(STATED GOAL) Look through the lines below and extract any with the word "JSON".

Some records
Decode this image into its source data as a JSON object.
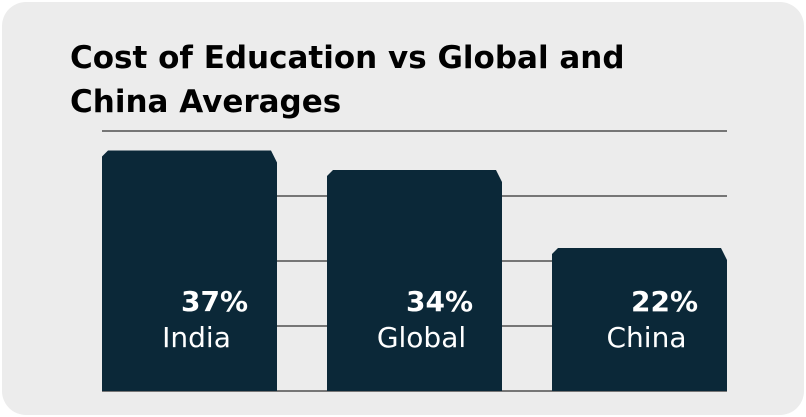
{
  "chart_data": {
    "type": "bar",
    "title": "Cost of Education vs Global and China Averages",
    "categories": [
      "India",
      "Global",
      "China"
    ],
    "values": [
      37,
      34,
      22
    ],
    "data_labels": [
      "37%",
      "34%",
      "22%"
    ],
    "ylim": [
      0,
      40
    ],
    "grid": true,
    "gridlines": [
      10,
      20,
      30,
      40
    ],
    "bar_color": "#0b2838",
    "label_color": "#ffffff",
    "background": "#ececec"
  }
}
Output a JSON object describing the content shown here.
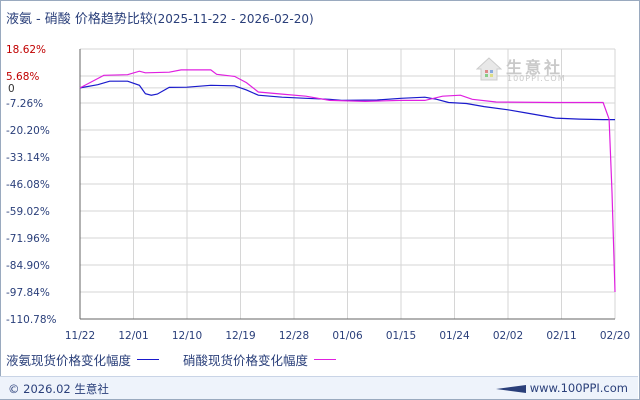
{
  "header": {
    "title": "液氨 - 硝酸 价格趋势比较",
    "product_a": "液氨",
    "separator": "-",
    "product_b": "硝酸",
    "subtitle": "价格趋势比较",
    "date_range": "(2025-11-22 - 2026-02-20)"
  },
  "watermark": {
    "name": "生意社",
    "site": "100PPI.COM"
  },
  "legend": {
    "series_a": "液氨现货价格变化幅度",
    "series_b": "硝酸现货价格变化幅度"
  },
  "footer": {
    "copyright": "© 2026.02 生意社",
    "url": "www.100PPI.com"
  },
  "colors": {
    "series_a": "#1a1acc",
    "series_b": "#e020e0",
    "grid": "#d6d6d6",
    "axis": "#666666",
    "positive_label": "#c00000",
    "negative_label": "#2a3f7a"
  },
  "chart_data": {
    "type": "line",
    "title": "液氨 - 硝酸 价格趋势比较",
    "xlabel": "",
    "ylabel": "",
    "ylim": [
      -110.78,
      18.62
    ],
    "y_ticks": [
      "18.62%",
      "5.68%",
      "0",
      "-7.26%",
      "-20.20%",
      "-33.14%",
      "-46.08%",
      "-59.02%",
      "-71.96%",
      "-84.90%",
      "-97.84%",
      "-110.78%"
    ],
    "y_tick_values": [
      18.62,
      5.68,
      0,
      -7.26,
      -20.2,
      -33.14,
      -46.08,
      -59.02,
      -71.96,
      -84.9,
      -97.84,
      -110.78
    ],
    "x_ticks": [
      "11/22",
      "12/01",
      "12/10",
      "12/19",
      "12/28",
      "01/06",
      "01/15",
      "01/24",
      "02/02",
      "02/11",
      "02/20"
    ],
    "x_tick_days": [
      0,
      9,
      18,
      27,
      36,
      45,
      54,
      63,
      72,
      81,
      90
    ],
    "grid": true,
    "legend_position": "bottom",
    "series": [
      {
        "name": "液氨现货价格变化幅度",
        "points": [
          [
            0,
            0
          ],
          [
            3,
            1.5
          ],
          [
            5,
            3.2
          ],
          [
            8,
            3.2
          ],
          [
            10,
            1.2
          ],
          [
            11,
            -2.8
          ],
          [
            12,
            -3.5
          ],
          [
            13,
            -3.0
          ],
          [
            15,
            0.2
          ],
          [
            18,
            0.3
          ],
          [
            22,
            1.2
          ],
          [
            26,
            1.0
          ],
          [
            28,
            -1.0
          ],
          [
            30,
            -3.5
          ],
          [
            34,
            -4.5
          ],
          [
            38,
            -5.0
          ],
          [
            42,
            -5.5
          ],
          [
            44,
            -6.0
          ],
          [
            50,
            -5.8
          ],
          [
            54,
            -5.0
          ],
          [
            58,
            -4.5
          ],
          [
            60,
            -5.5
          ],
          [
            62,
            -7.0
          ],
          [
            65,
            -7.5
          ],
          [
            68,
            -9.0
          ],
          [
            72,
            -10.5
          ],
          [
            75,
            -12.0
          ],
          [
            78,
            -13.5
          ],
          [
            80,
            -14.5
          ],
          [
            84,
            -15.0
          ],
          [
            88,
            -15.2
          ],
          [
            90,
            -15.2
          ]
        ]
      },
      {
        "name": "硝酸现货价格变化幅度",
        "points": [
          [
            0,
            0
          ],
          [
            2,
            3.0
          ],
          [
            4,
            6.0
          ],
          [
            8,
            6.3
          ],
          [
            10,
            8.0
          ],
          [
            11,
            7.2
          ],
          [
            15,
            7.5
          ],
          [
            17,
            8.6
          ],
          [
            22,
            8.6
          ],
          [
            23,
            6.5
          ],
          [
            26,
            5.5
          ],
          [
            28,
            2.5
          ],
          [
            30,
            -2.0
          ],
          [
            34,
            -3.0
          ],
          [
            38,
            -4.0
          ],
          [
            42,
            -6.0
          ],
          [
            48,
            -6.5
          ],
          [
            54,
            -6.0
          ],
          [
            58,
            -6.0
          ],
          [
            61,
            -4.0
          ],
          [
            64,
            -3.5
          ],
          [
            66,
            -5.5
          ],
          [
            70,
            -6.8
          ],
          [
            80,
            -7.0
          ],
          [
            88,
            -7.0
          ],
          [
            89,
            -15.0
          ],
          [
            89.5,
            -50.0
          ],
          [
            90,
            -97.84
          ]
        ]
      }
    ]
  }
}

(FULL OUTPUT)
Decode this image into its source data as a JSON object.
Output a JSON object describing the content shown here.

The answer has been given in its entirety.